__Material provided__.
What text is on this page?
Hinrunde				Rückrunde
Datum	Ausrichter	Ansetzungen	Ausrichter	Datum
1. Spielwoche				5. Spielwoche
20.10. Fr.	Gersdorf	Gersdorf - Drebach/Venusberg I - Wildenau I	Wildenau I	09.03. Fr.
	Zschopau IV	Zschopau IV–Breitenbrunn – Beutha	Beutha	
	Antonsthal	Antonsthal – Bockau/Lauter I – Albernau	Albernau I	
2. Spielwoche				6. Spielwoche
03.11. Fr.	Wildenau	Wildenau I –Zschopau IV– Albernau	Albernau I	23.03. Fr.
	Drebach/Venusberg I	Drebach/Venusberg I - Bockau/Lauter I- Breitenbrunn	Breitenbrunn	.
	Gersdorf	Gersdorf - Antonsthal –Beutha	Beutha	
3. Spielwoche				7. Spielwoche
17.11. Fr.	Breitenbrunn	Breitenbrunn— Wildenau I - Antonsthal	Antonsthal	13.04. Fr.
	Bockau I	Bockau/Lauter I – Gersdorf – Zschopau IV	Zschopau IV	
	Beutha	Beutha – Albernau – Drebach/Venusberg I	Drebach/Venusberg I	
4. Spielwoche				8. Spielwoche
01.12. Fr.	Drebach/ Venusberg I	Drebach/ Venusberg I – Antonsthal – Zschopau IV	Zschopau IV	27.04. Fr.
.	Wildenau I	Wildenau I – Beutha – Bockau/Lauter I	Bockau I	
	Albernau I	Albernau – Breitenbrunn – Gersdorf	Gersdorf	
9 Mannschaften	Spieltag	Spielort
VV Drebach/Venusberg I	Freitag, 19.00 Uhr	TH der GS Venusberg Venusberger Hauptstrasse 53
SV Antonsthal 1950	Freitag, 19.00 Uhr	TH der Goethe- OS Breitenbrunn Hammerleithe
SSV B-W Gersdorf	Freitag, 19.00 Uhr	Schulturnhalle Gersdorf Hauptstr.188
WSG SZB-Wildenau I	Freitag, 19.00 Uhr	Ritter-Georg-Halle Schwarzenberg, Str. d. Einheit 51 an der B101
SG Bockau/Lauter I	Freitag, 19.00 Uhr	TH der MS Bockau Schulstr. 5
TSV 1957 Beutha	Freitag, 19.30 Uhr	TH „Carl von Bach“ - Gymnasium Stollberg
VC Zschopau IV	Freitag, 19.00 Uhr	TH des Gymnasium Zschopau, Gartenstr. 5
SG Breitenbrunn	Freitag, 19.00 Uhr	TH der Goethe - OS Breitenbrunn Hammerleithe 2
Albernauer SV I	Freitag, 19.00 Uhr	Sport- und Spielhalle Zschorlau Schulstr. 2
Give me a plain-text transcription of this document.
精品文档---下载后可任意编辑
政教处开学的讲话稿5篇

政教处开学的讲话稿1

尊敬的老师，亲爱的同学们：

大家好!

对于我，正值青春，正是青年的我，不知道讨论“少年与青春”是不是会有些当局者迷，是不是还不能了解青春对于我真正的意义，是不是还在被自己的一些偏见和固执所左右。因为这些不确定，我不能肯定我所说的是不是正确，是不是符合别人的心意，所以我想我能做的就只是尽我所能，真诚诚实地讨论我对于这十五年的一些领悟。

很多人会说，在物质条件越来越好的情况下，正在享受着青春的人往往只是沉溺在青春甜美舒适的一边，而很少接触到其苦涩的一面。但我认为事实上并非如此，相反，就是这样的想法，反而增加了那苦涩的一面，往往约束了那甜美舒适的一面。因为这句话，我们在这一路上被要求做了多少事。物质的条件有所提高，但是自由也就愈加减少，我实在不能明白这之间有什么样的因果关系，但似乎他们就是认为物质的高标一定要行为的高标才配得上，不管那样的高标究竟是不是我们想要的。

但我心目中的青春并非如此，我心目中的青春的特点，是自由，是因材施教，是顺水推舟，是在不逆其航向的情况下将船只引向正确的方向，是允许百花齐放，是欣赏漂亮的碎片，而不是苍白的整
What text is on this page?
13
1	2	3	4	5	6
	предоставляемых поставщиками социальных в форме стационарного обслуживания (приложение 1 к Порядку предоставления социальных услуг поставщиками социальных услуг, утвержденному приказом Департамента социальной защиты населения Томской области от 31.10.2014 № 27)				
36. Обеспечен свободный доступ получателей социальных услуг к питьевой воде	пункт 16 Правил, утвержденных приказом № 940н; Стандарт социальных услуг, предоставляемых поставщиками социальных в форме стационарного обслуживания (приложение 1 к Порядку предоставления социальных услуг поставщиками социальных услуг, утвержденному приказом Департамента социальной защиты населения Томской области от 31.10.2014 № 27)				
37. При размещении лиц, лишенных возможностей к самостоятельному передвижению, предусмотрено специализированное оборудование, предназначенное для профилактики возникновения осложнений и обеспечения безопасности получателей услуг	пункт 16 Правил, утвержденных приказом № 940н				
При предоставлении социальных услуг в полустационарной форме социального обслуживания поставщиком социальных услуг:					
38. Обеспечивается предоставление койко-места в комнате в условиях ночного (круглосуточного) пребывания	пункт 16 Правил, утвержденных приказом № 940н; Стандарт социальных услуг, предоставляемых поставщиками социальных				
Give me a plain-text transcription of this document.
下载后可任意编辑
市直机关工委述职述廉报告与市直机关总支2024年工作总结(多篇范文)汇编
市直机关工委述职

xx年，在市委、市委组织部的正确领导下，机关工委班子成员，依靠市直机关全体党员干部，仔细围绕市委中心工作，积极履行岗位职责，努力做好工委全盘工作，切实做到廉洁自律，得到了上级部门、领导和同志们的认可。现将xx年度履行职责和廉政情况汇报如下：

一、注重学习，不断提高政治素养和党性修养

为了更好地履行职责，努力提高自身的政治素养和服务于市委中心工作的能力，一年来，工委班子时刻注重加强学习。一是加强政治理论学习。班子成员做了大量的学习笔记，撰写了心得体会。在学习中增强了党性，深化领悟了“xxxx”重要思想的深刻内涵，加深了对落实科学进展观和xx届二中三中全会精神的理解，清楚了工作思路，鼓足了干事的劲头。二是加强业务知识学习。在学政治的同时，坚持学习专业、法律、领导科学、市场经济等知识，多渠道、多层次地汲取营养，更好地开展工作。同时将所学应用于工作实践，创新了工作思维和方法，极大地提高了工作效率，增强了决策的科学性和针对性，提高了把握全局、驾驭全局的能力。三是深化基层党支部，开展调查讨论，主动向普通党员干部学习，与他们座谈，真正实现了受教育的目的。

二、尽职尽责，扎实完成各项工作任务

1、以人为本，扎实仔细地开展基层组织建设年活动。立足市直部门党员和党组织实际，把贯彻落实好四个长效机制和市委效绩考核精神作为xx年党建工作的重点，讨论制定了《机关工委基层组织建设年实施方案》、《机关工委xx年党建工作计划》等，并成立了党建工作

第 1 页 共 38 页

__Brief__.
Each line of the material should be echoed exactly.

__Answer to this task__.
What text is on this page?
Hinrunde				Rückrunde
Datum	Ausrichter	Ansetzungen	Ausrichter	Datum
1. Spielwoche				5. Spielwoche
20.10. Fr.	Gersdorf	Gersdorf - Drebach/Venusberg I - Wildenau I	Wildenau I	09.03. Fr.
	Zschopau IV	Zschopau IV–Breitenbrunn – Beutha	Beutha	
	Antonsthal	Antonsthal – Bockau/Lauter I – Albernau	Albernau I	
2. Spielwoche				6. Spielwoche
03.11. Fr.	Wildenau	Wildenau I –Zschopau IV– Albernau	Albernau I	23.03. Fr.
	Drebach/Venusberg I	Drebach/Venusberg I - Bockau/Lauter I- Breitenbrunn	Breitenbrunn	.
	Gersdorf	Gersdorf - Antonsthal –Beutha	Beutha	
3. Spielwoche				7. Spielwoche
17.11. Fr.	Breitenbrunn	Breitenbrunn— Wildenau I - Antonsthal	Antonsthal	13.04. Fr.
	Bockau I	Bockau/Lauter I – Gersdorf – Zschopau IV	Zschopau IV	
	Beutha	Beutha – Albernau – Drebach/Venusberg I	Drebach/Venusberg I	
4. Spielwoche				8. Spielwoche
01.12. Fr.	Drebach/ Venusberg I	Drebach/ Venusberg I – Antonsthal – Zschopau IV	Zschopau IV	27.04. Fr.
.	Wildenau I	Wildenau I – Beutha – Bockau/Lauter I	Bockau I	
	Albernau I	Albernau – Breitenbrunn – Gersdorf	Gersdorf	
9 Mannschaften	Spieltag	Spielort
VV Drebach/Venusberg I	Freitag, 19.00 Uhr	TH der GS Venusberg Venusberger Hauptstrasse 53
SV Antonsthal 1950	Freitag, 19.00 Uhr	TH der Goethe- OS Breitenbrunn Hammerleithe
SSV B-W Gersdorf	Freitag, 19.00 Uhr	Schulturnhalle Gersdorf Hauptstr.188
WSG SZB-Wildenau I	Freitag, 19.00 Uhr	Ritter-Georg-Halle Schwarzenberg, Str. d. Einheit 51 an der B101
SG Bockau/Lauter I	Freitag, 19.00 Uhr	TH der MS Bockau Schulstr. 5
TSV 1957 Beutha	Freitag, 19.30 Uhr	TH „Carl von Bach“ - Gymnasium Stollberg
VC Zschopau IV	Freitag, 19.00 Uhr	TH des Gymnasium Zschopau, Gartenstr. 5
SG Breitenbrunn	Freitag, 19.00 Uhr	TH der Goethe - OS Breitenbrunn Hammerleithe 2
Albernauer SV I	Freitag, 19.00 Uhr	Sport- und Spielhalle Zschorlau Schulstr. 2
Give me a plain-text transcription of this document.
精品文档---下载后可任意编辑
政教处开学的讲话稿5篇

政教处开学的讲话稿1

尊敬的老师，亲爱的同学们：

大家好!

对于我，正值青春，正是青年的我，不知道讨论“少年与青春”是不是会有些当局者迷，是不是还不能了解青春对于我真正的意义，是不是还在被自己的一些偏见和固执所左右。因为这些不确定，我不能肯定我所说的是不是正确，是不是符合别人的心意，所以我想我能做的就只是尽我所能，真诚诚实地讨论我对于这十五年的一些领悟。

很多人会说，在物质条件越来越好的情况下，正在享受着青春的人往往只是沉溺在青春甜美舒适的一边，而很少接触到其苦涩的一面。但我认为事实上并非如此，相反，就是这样的想法，反而增加了那苦涩的一面，往往约束了那甜美舒适的一面。因为这句话，我们在这一路上被要求做了多少事。物质的条件有所提高，但是自由也就愈加减少，我实在不能明白这之间有什么样的因果关系，但似乎他们就是认为物质的高标一定要行为的高标才配得上，不管那样的高标究竟是不是我们想要的。

但我心目中的青春并非如此，我心目中的青春的特点，是自由，是因材施教，是顺水推舟，是在不逆其航向的情况下将船只引向正确的方向，是允许百花齐放，是欣赏漂亮的碎片，而不是苍白的整
What text is on this page?
13
1	2	3	4	5	6
	предоставляемых поставщиками социальных в форме стационарного обслуживания (приложение 1 к Порядку предоставления социальных услуг поставщиками социальных услуг, утвержденному приказом Департамента социальной защиты населения Томской области от 31.10.2014 № 27)				
36. Обеспечен свободный доступ получателей социальных услуг к питьевой воде	пункт 16 Правил, утвержденных приказом № 940н; Стандарт социальных услуг, предоставляемых поставщиками социальных в форме стационарного обслуживания (приложение 1 к Порядку предоставления социальных услуг поставщиками социальных услуг, утвержденному приказом Департамента социальной защиты населения Томской области от 31.10.2014 № 27)				
37. При размещении лиц, лишенных возможностей к самостоятельному передвижению, предусмотрено специализированное оборудование, предназначенное для профилактики возникновения осложнений и обеспечения безопасности получателей услуг	пункт 16 Правил, утвержденных приказом № 940н				
При предоставлении социальных услуг в полустационарной форме социального обслуживания поставщиком социальных услуг:					
38. Обеспечивается предоставление койко-места в комнате в условиях ночного (круглосуточного) пребывания	пункт 16 Правил, утвержденных приказом № 940н; Стандарт социальных услуг, предоставляемых поставщиками социальных				
Give me a plain-text transcription of this document.
下载后可任意编辑
市直机关工委述职述廉报告与市直机关总支2024年工作总结(多篇范文)汇编
市直机关工委述职

xx年，在市委、市委组织部的正确领导下，机关工委班子成员，依靠市直机关全体党员干部，仔细围绕市委中心工作，积极履行岗位职责，努力做好工委全盘工作，切实做到廉洁自律，得到了上级部门、领导和同志们的认可。现将xx年度履行职责和廉政情况汇报如下：

一、注重学习，不断提高政治素养和党性修养

为了更好地履行职责，努力提高自身的政治素养和服务于市委中心工作的能力，一年来，工委班子时刻注重加强学习。一是加强政治理论学习。班子成员做了大量的学习笔记，撰写了心得体会。在学习中增强了党性，深化领悟了“xxxx”重要思想的深刻内涵，加深了对落实科学进展观和xx届二中三中全会精神的理解，清楚了工作思路，鼓足了干事的劲头。二是加强业务知识学习。在学政治的同时，坚持学习专业、法律、领导科学、市场经济等知识，多渠道、多层次地汲取营养，更好地开展工作。同时将所学应用于工作实践，创新了工作思维和方法，极大地提高了工作效率，增强了决策的科学性和针对性，提高了把握全局、驾驭全局的能力。三是深化基层党支部，开展调查讨论，主动向普通党员干部学习，与他们座谈，真正实现了受教育的目的。

二、尽职尽责，扎实完成各项工作任务

1、以人为本，扎实仔细地开展基层组织建设年活动。立足市直部门党员和党组织实际，把贯彻落实好四个长效机制和市委效绩考核精神作为xx年党建工作的重点，讨论制定了《机关工委基层组织建设年实施方案》、《机关工委xx年党建工作计划》等，并成立了党建工作

第 1 页 共 38 页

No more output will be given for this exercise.